-- Dataset records --
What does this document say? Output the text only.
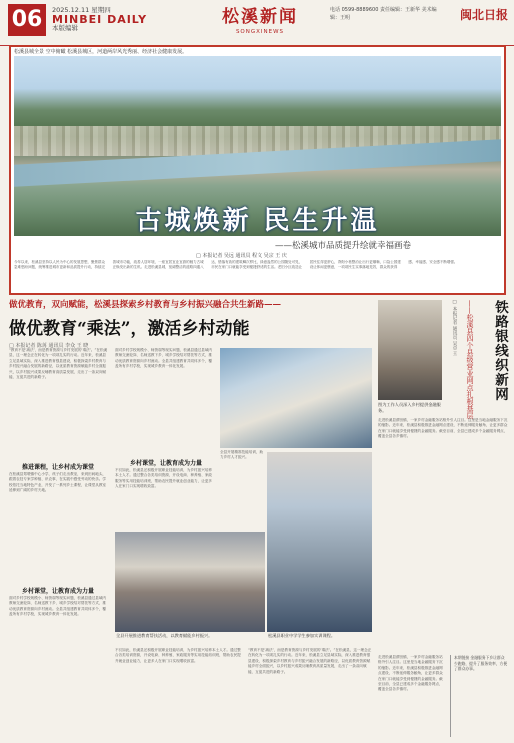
06	2025.12.11 星期四
MINBEI DAILY
本版编辑
松溪新闻
SONGXINEWS
电话 0599-8889600 责任编辑：王新华 美术编辑：王明	闽北日报
松溪县城全景 空中俯瞰 松溪县城区，河道两岸风光秀丽、经济社会健康发展。
古城焕新 民生升温
——松溪城市品质提升绘就幸福画卷
□ 本报记者 吴远 通讯员 程文 吴宗 王 庆
今年以来，松溪县坚持以人民为中心的发展思想，聚焦群众急难愁盼问题，统筹推进城市更新和品质提升行动，持续完善城市功能，改善人居环境，一座宜居宜业宜游的魅力古城正焕发出新的生机。走进松溪县城，宽阔整洁的道路四通八达，错落有致的建筑鳞次栉比，绿意盎然的公园随处可见，市民在家门口就能享受到便捷舒适的生活。老旧小区改造让居民住得更舒心，背街小巷整治让出行更顺畅，口袋公园建设让休闲更惬意，一项项民生实事落地见效，群众的获得感、幸福感、安全感不断增强。
做优教育，双向赋能，松溪县探索乡村教育与乡村振兴融合共生新路——
做优教育“乘法”，激活乡村动能
□ 本报记者 陈苒 通讯员 李众 王 晓
“教育不是‘减法’，而是教育资源与乡村发展的‘乘法’。”在松溪县，这一理念正在转化为一项项扎实的行动。近年来，松溪县立足县域实际，深入推进教育强县建设，积极探索乡村教育与乡村振兴融合发展的新路径，以优质教育资源赋能乡村全面振兴，以乡村振兴成果反哺教育高质量发展，走出了一条双向赋能、互促共进的新路子。
推进课程，让乡村成为课堂
在松溪县郑墩镇中心小学，孩子们走出教室，来到田间地头，跟着农技专家学种植、识农事，在实践中感受劳动的快乐。学校依托当地特色产业，开发了一系列乡土课程，让课堂从教室延伸到广阔的乡村天地。
乡村课堂，让教育成为力量
面对乡村学校规模小、师资弱等现实问题，松溪县通过县域内教师交流轮岗、名师送教下乡、城乡学校结对帮扶等方式，推动优质教育资源向乡村流动。全县共组建教育共同体多个，覆盖所有乡村学校，实现城乡教育一体化发展。
面对乡村学校规模小、师资弱等现实问题，松溪县通过县域内教师交流轮岗、名师送教下乡、城乡学校结对帮扶等方式，推动优质教育资源向乡村流动。全县共组建教育共同体多个，覆盖所有乡村学校，实现城乡教育一体化发展。
乡村课堂，让教育成为力量
不仅如此，松溪县还积极开展职业技能培训，为乡村振兴培养本土人才。通过整合各类培训资源，开设电商、种养殖、家政服务等实用技能培训班，帮助农民提升就业创业能力，让更多人在家门口实现增收致富。
全县开展推进教育帮扶活动，以教育赋能乡村振兴。	松溪县职业中学学生参加实训课程。
不仅如此，松溪县还积极开展职业技能培训，为乡村振兴培养本土人才。通过整合各类培训资源，开设电商、种养殖、家政服务等实用技能培训班，帮助农民提升就业创业能力，让更多人在家门口实现增收致富。
“教育不是‘减法’，而是教育资源与乡村发展的‘乘法’。”在松溪县，这一理念正在转化为一项项扎实的行动。近年来，松溪县立足县域实际，深入推进教育强县建设，积极探索乡村教育与乡村振兴融合发展的新路径，以优质教育资源赋能乡村全面振兴，以乡村振兴成果反哺教育高质量发展，走出了一条双向赋能、互促共进的新路子。
全县开展精准技能培训，助力乡村人才振兴。
铁路银线织新网
——松溪县四个县级营业网点扎根基层
□ 本报记者 通讯员 吴卓 王
图为工作人员深入乡村提供金融服务。
走进松溪县渭田镇，一家乡村金融服务站格外引人注目。这里是当地金融服务下沉的缩影。近年来，松溪县积极推进金融网点建设，不断延伸服务触角，让更多群众在家门口就能享受到便捷的金融服务。截至目前，全县已建成多个金融服务网点，覆盖全县各乡镇村。
走进松溪县渭田镇，一家乡村金融服务站格外引人注目。这里是当地金融服务下沉的缩影。近年来，松溪县积极推进金融网点建设，不断延伸服务触角，让更多群众在家门口就能享受到便捷的金融服务。截至目前，全县已建成多个金融服务网点，覆盖全县各乡镇村。
本期链接 金融服务下乡让群众少跑路，提升了服务效率，方便了群众办事。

-- Set problem --
Copy the records exactly as they appear, excluding images.

-- The output --
What does this document say? Output the text only.
06	2025.12.11 星期四
MINBEI DAILY
本版编辑
松溪新闻
SONGXINEWS
电话 0599-8889600 责任编辑：王新华 美术编辑：王明	闽北日报
松溪县城全景 空中俯瞰 松溪县城区，河道两岸风光秀丽、经济社会健康发展。
古城焕新 民生升温
——松溪城市品质提升绘就幸福画卷
□ 本报记者 吴远 通讯员 程文 吴宗 王 庆
今年以来，松溪县坚持以人民为中心的发展思想，聚焦群众急难愁盼问题，统筹推进城市更新和品质提升行动，持续完善城市功能，改善人居环境，一座宜居宜业宜游的魅力古城正焕发出新的生机。走进松溪县城，宽阔整洁的道路四通八达，错落有致的建筑鳞次栉比，绿意盎然的公园随处可见，市民在家门口就能享受到便捷舒适的生活。老旧小区改造让居民住得更舒心，背街小巷整治让出行更顺畅，口袋公园建设让休闲更惬意，一项项民生实事落地见效，群众的获得感、幸福感、安全感不断增强。
做优教育，双向赋能，松溪县探索乡村教育与乡村振兴融合共生新路——
做优教育“乘法”，激活乡村动能
□ 本报记者 陈苒 通讯员 李众 王 晓
“教育不是‘减法’，而是教育资源与乡村发展的‘乘法’。”在松溪县，这一理念正在转化为一项项扎实的行动。近年来，松溪县立足县域实际，深入推进教育强县建设，积极探索乡村教育与乡村振兴融合发展的新路径，以优质教育资源赋能乡村全面振兴，以乡村振兴成果反哺教育高质量发展，走出了一条双向赋能、互促共进的新路子。
推进课程，让乡村成为课堂
在松溪县郑墩镇中心小学，孩子们走出教室，来到田间地头，跟着农技专家学种植、识农事，在实践中感受劳动的快乐。学校依托当地特色产业，开发了一系列乡土课程，让课堂从教室延伸到广阔的乡村天地。
乡村课堂，让教育成为力量
面对乡村学校规模小、师资弱等现实问题，松溪县通过县域内教师交流轮岗、名师送教下乡、城乡学校结对帮扶等方式，推动优质教育资源向乡村流动。全县共组建教育共同体多个，覆盖所有乡村学校，实现城乡教育一体化发展。
面对乡村学校规模小、师资弱等现实问题，松溪县通过县域内教师交流轮岗、名师送教下乡、城乡学校结对帮扶等方式，推动优质教育资源向乡村流动。全县共组建教育共同体多个，覆盖所有乡村学校，实现城乡教育一体化发展。
乡村课堂，让教育成为力量
不仅如此，松溪县还积极开展职业技能培训，为乡村振兴培养本土人才。通过整合各类培训资源，开设电商、种养殖、家政服务等实用技能培训班，帮助农民提升就业创业能力，让更多人在家门口实现增收致富。
全县开展推进教育帮扶活动，以教育赋能乡村振兴。	松溪县职业中学学生参加实训课程。
不仅如此，松溪县还积极开展职业技能培训，为乡村振兴培养本土人才。通过整合各类培训资源，开设电商、种养殖、家政服务等实用技能培训班，帮助农民提升就业创业能力，让更多人在家门口实现增收致富。
“教育不是‘减法’，而是教育资源与乡村发展的‘乘法’。”在松溪县，这一理念正在转化为一项项扎实的行动。近年来，松溪县立足县域实际，深入推进教育强县建设，积极探索乡村教育与乡村振兴融合发展的新路径，以优质教育资源赋能乡村全面振兴，以乡村振兴成果反哺教育高质量发展，走出了一条双向赋能、互促共进的新路子。
全县开展精准技能培训，助力乡村人才振兴。
铁路银线织新网
——松溪县四个县级营业网点扎根基层
□ 本报记者 通讯员 吴卓 王
图为工作人员深入乡村提供金融服务。
走进松溪县渭田镇，一家乡村金融服务站格外引人注目。这里是当地金融服务下沉的缩影。近年来，松溪县积极推进金融网点建设，不断延伸服务触角，让更多群众在家门口就能享受到便捷的金融服务。截至目前，全县已建成多个金融服务网点，覆盖全县各乡镇村。
走进松溪县渭田镇，一家乡村金融服务站格外引人注目。这里是当地金融服务下沉的缩影。近年来，松溪县积极推进金融网点建设，不断延伸服务触角，让更多群众在家门口就能享受到便捷的金融服务。截至目前，全县已建成多个金融服务网点，覆盖全县各乡镇村。
本期链接 金融服务下乡让群众少跑路，提升了服务效率，方便了群众办事。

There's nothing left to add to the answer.